▶ [Task details] Copy the lines that follow, keeping every character the same.

▶ [Supplied entries]
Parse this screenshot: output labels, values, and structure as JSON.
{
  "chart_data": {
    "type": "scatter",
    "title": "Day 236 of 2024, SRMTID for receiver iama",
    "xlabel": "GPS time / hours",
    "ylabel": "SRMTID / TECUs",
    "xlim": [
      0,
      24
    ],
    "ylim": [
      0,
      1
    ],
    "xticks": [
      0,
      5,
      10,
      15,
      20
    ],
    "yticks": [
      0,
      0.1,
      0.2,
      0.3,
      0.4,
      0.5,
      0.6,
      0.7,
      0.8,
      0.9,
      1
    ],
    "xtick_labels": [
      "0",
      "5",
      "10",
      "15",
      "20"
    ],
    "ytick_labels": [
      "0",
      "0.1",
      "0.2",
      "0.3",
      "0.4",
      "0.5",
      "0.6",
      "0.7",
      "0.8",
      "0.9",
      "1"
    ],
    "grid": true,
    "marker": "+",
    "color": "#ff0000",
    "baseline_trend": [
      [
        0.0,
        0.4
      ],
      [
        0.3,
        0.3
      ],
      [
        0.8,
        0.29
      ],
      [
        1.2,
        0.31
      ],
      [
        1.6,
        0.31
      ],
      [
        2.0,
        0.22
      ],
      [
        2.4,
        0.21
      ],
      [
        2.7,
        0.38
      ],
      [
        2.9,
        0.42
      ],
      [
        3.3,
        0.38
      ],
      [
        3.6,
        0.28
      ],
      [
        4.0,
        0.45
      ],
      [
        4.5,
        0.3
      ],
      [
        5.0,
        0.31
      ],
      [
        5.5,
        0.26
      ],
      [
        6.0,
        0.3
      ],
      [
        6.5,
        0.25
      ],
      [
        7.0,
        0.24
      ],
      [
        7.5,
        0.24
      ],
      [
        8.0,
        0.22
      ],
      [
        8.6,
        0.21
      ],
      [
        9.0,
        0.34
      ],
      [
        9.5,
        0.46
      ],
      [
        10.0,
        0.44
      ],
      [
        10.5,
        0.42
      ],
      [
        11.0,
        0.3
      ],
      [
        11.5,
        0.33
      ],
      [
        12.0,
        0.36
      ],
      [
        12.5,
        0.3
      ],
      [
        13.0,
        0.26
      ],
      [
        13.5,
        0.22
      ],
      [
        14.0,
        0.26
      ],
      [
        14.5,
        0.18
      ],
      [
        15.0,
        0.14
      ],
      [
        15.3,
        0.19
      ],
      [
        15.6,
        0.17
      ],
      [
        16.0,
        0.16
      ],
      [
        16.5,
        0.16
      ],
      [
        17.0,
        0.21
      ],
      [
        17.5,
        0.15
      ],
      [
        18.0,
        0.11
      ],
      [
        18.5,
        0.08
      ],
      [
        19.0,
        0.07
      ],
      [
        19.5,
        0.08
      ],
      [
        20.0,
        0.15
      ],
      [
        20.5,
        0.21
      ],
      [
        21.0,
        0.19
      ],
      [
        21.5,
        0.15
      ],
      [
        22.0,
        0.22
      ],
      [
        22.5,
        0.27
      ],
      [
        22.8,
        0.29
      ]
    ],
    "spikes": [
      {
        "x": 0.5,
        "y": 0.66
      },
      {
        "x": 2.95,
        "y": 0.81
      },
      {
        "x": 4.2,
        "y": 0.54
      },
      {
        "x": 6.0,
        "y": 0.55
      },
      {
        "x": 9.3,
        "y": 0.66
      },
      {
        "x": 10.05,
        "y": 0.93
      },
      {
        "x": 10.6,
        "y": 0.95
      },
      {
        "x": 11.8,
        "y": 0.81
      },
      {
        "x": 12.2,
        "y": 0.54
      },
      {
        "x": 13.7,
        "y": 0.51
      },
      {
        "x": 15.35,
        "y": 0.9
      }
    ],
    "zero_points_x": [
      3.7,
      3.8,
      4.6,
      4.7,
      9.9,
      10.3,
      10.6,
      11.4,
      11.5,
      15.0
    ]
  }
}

▶ [Full solution]
Parse this screenshot: output labels, values, and structure as JSON.
{
  "chart_data": {
    "type": "scatter",
    "title": "Day 236 of 2024, SRMTID for receiver iama",
    "xlabel": "GPS time / hours",
    "ylabel": "SRMTID / TECUs",
    "xlim": [
      0,
      24
    ],
    "ylim": [
      0,
      1
    ],
    "xticks": [
      0,
      5,
      10,
      15,
      20
    ],
    "yticks": [
      0,
      0.1,
      0.2,
      0.3,
      0.4,
      0.5,
      0.6,
      0.7,
      0.8,
      0.9,
      1
    ],
    "xtick_labels": [
      "0",
      "5",
      "10",
      "15",
      "20"
    ],
    "ytick_labels": [
      "0",
      "0.1",
      "0.2",
      "0.3",
      "0.4",
      "0.5",
      "0.6",
      "0.7",
      "0.8",
      "0.9",
      "1"
    ],
    "grid": true,
    "marker": "+",
    "color": "#ff0000",
    "baseline_trend": [
      [
        0.0,
        0.4
      ],
      [
        0.3,
        0.3
      ],
      [
        0.8,
        0.29
      ],
      [
        1.2,
        0.31
      ],
      [
        1.6,
        0.31
      ],
      [
        2.0,
        0.22
      ],
      [
        2.4,
        0.21
      ],
      [
        2.7,
        0.38
      ],
      [
        2.9,
        0.42
      ],
      [
        3.3,
        0.38
      ],
      [
        3.6,
        0.28
      ],
      [
        4.0,
        0.45
      ],
      [
        4.5,
        0.3
      ],
      [
        5.0,
        0.31
      ],
      [
        5.5,
        0.26
      ],
      [
        6.0,
        0.3
      ],
      [
        6.5,
        0.25
      ],
      [
        7.0,
        0.24
      ],
      [
        7.5,
        0.24
      ],
      [
        8.0,
        0.22
      ],
      [
        8.6,
        0.21
      ],
      [
        9.0,
        0.34
      ],
      [
        9.5,
        0.46
      ],
      [
        10.0,
        0.44
      ],
      [
        10.5,
        0.42
      ],
      [
        11.0,
        0.3
      ],
      [
        11.5,
        0.33
      ],
      [
        12.0,
        0.36
      ],
      [
        12.5,
        0.3
      ],
      [
        13.0,
        0.26
      ],
      [
        13.5,
        0.22
      ],
      [
        14.0,
        0.26
      ],
      [
        14.5,
        0.18
      ],
      [
        15.0,
        0.14
      ],
      [
        15.3,
        0.19
      ],
      [
        15.6,
        0.17
      ],
      [
        16.0,
        0.16
      ],
      [
        16.5,
        0.16
      ],
      [
        17.0,
        0.21
      ],
      [
        17.5,
        0.15
      ],
      [
        18.0,
        0.11
      ],
      [
        18.5,
        0.08
      ],
      [
        19.0,
        0.07
      ],
      [
        19.5,
        0.08
      ],
      [
        20.0,
        0.15
      ],
      [
        20.5,
        0.21
      ],
      [
        21.0,
        0.19
      ],
      [
        21.5,
        0.15
      ],
      [
        22.0,
        0.22
      ],
      [
        22.5,
        0.27
      ],
      [
        22.8,
        0.29
      ]
    ],
    "spikes": [
      {
        "x": 0.5,
        "y": 0.66
      },
      {
        "x": 2.95,
        "y": 0.81
      },
      {
        "x": 4.2,
        "y": 0.54
      },
      {
        "x": 6.0,
        "y": 0.55
      },
      {
        "x": 9.3,
        "y": 0.66
      },
      {
        "x": 10.05,
        "y": 0.93
      },
      {
        "x": 10.6,
        "y": 0.95
      },
      {
        "x": 11.8,
        "y": 0.81
      },
      {
        "x": 12.2,
        "y": 0.54
      },
      {
        "x": 13.7,
        "y": 0.51
      },
      {
        "x": 15.35,
        "y": 0.9
      }
    ],
    "zero_points_x": [
      3.7,
      3.8,
      4.6,
      4.7,
      9.9,
      10.3,
      10.6,
      11.4,
      11.5,
      15.0
    ]
  }
}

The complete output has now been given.